◆ Exercise: Copy every entry word for word, but skip the pictures.

◆ The input:
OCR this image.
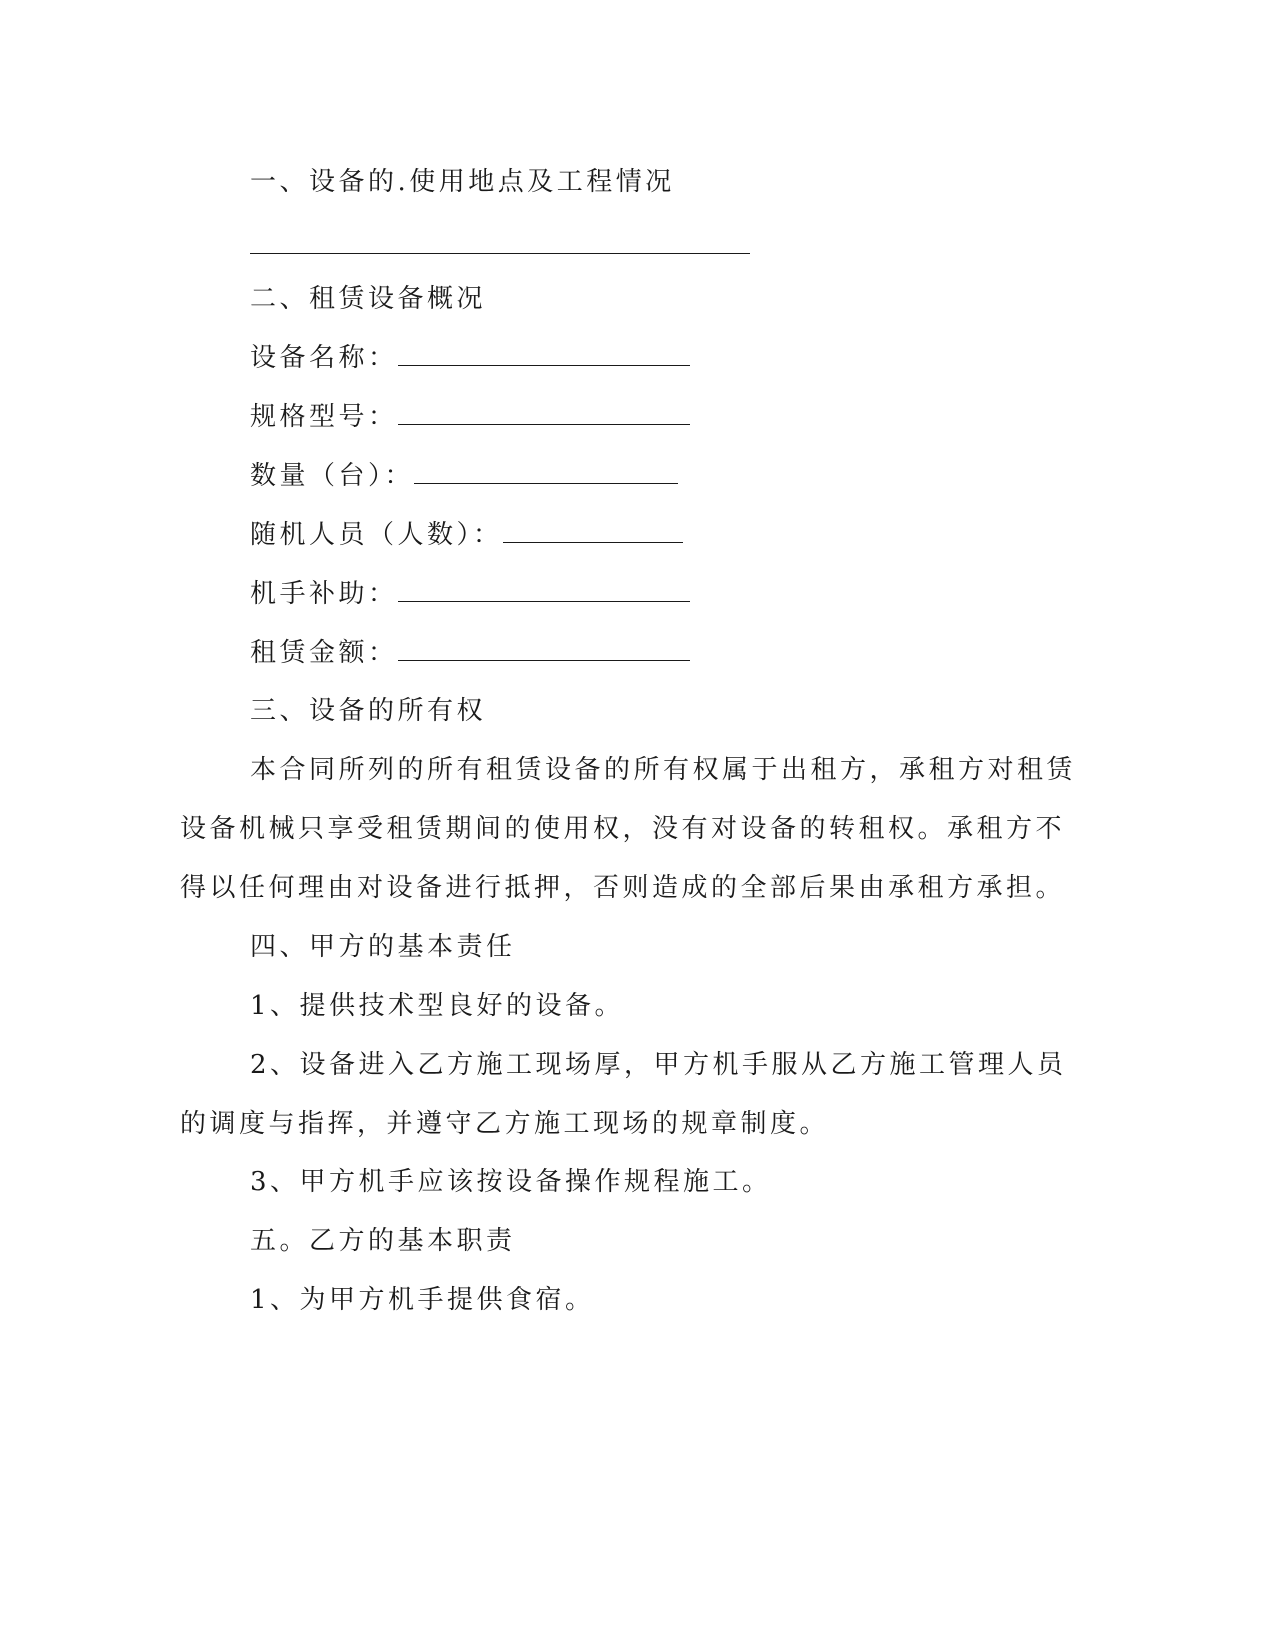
一、设备的.使用地点及工程情况
二、租赁设备概况
设备名称：
规格型号：
数量（台）：
随机人员（人数）：
机手补助：
租赁金额：
三、设备的所有权
本合同所列的所有租赁设备的所有权属于出租方，承租方对租赁
设备机械只享受租赁期间的使用权，没有对设备的转租权。承租方不
得以任何理由对设备进行抵押，否则造成的全部后果由承租方承担。
四、甲方的基本责任
1、提供技术型良好的设备。
2、设备进入乙方施工现场厚，甲方机手服从乙方施工管理人员
的调度与指挥，并遵守乙方施工现场的规章制度。
3、甲方机手应该按设备操作规程施工。
五。乙方的基本职责
1、为甲方机手提供食宿。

◆ Answer to this exercise:
OCR this image.
一、设备的.使用地点及工程情况
二、租赁设备概况
设备名称：
规格型号：
数量（台）：
随机人员（人数）：
机手补助：
租赁金额：
三、设备的所有权
本合同所列的所有租赁设备的所有权属于出租方，承租方对租赁
设备机械只享受租赁期间的使用权，没有对设备的转租权。承租方不
得以任何理由对设备进行抵押，否则造成的全部后果由承租方承担。
四、甲方的基本责任
1、提供技术型良好的设备。
2、设备进入乙方施工现场厚，甲方机手服从乙方施工管理人员
的调度与指挥，并遵守乙方施工现场的规章制度。
3、甲方机手应该按设备操作规程施工。
五。乙方的基本职责
1、为甲方机手提供食宿。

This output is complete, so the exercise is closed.